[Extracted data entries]
## begin

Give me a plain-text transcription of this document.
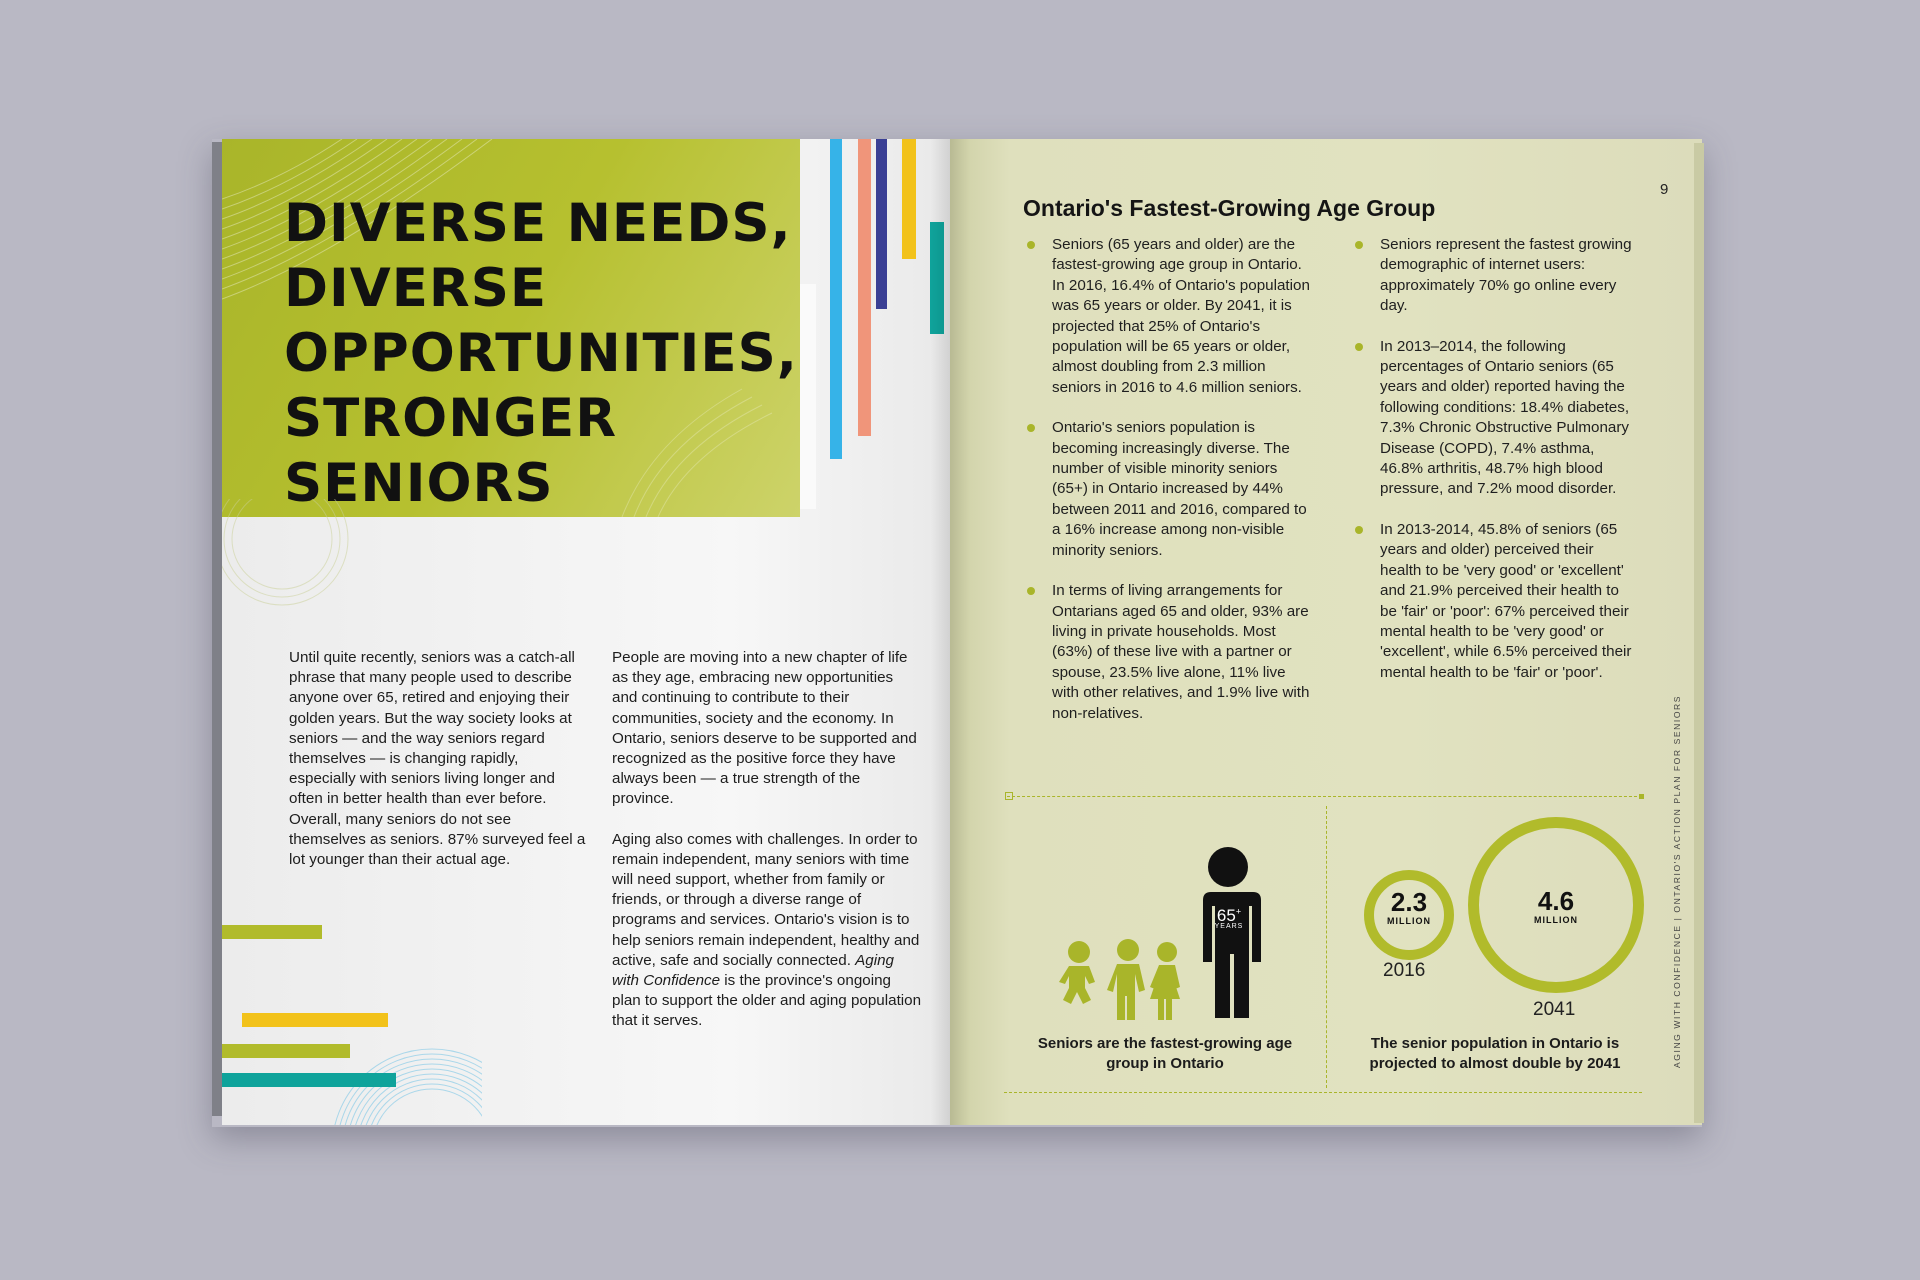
DIVERSE NEEDS,
DIVERSE
OPPORTUNITIES,
STRONGER
SENIORS

Until quite recently, seniors was a catch-all phrase that many people used to describe anyone over 65, retired and enjoying their golden years. But the way society looks at seniors — and the way seniors regard themselves — is changing rapidly, especially with seniors living longer and often in better health than ever before. Overall, many seniors do not see themselves as seniors. 87% surveyed feel a lot younger than their actual age.

People are moving into a new chapter of life as they age, embracing new opportunities and continuing to contribute to their communities, society and the economy. In Ontario, seniors deserve to be supported and recognized as the positive force they have always been — a true strength of the province.

Aging also comes with challenges. In order to remain independent, many seniors with time will need support, whether from family or friends, or through a diverse range of programs and services. Ontario's vision is to help seniors remain independent, healthy and active, safe and socially connected. Aging with Confidence is the province's ongoing plan to support the older and aging population that it serves.

9
Ontario's Fastest-Growing Age Group
Seniors (65 years and older) are the fastest-growing age group in Ontario. In 2016, 16.4% of Ontario's population was 65 years or older. By 2041, it is projected that 25% of Ontario's population will be 65 years or older, almost doubling from 2.3 million seniors in 2016 to 4.6 million seniors.
Ontario's seniors population is becoming increasingly diverse. The number of visible minority seniors (65+) in Ontario increased by 44% between 2011 and 2016, compared to a 16% increase among non-visible minority seniors.
In terms of living arrangements for Ontarians aged 65 and older, 93% are living in private households. Most (63%) of these live with a partner or spouse, 23.5% live alone, 11% live with other relatives, and 1.9% live with non-relatives.
Seniors represent the fastest growing demographic of internet users: approximately 70% go online every day.
In 2013–2014, the following percentages of Ontario seniors (65 years and older) reported having the following conditions: 18.4% diabetes, 7.3% Chronic Obstructive Pulmonary Disease (COPD), 7.4% asthma, 46.8% arthritis, 48.7% high blood pressure, and 7.2% mood disorder.
In 2013-2014, 45.8% of seniors (65 years and older) perceived their health to be 'very good' or 'excellent' and 21.9% perceived their health to be 'fair' or 'poor': 67% perceived their mental health to be 'very good' or 'excellent', while 6.5% perceived their mental health to be 'fair' or 'poor'.
AGING WITH CONFIDENCE | ONTARIO'S ACTION PLAN FOR SENIORS
65+
YEARS
Seniors are the fastest-growing age group in Ontario
2.3
MILLION
2016
4.6
MILLION
2041
The senior population in Ontario is projected to almost double by 2041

## end

DIRECTIONS » Of the lines in the material above, state how many contain the string "population"; give no other text.

REPLY TO THE TASK » 4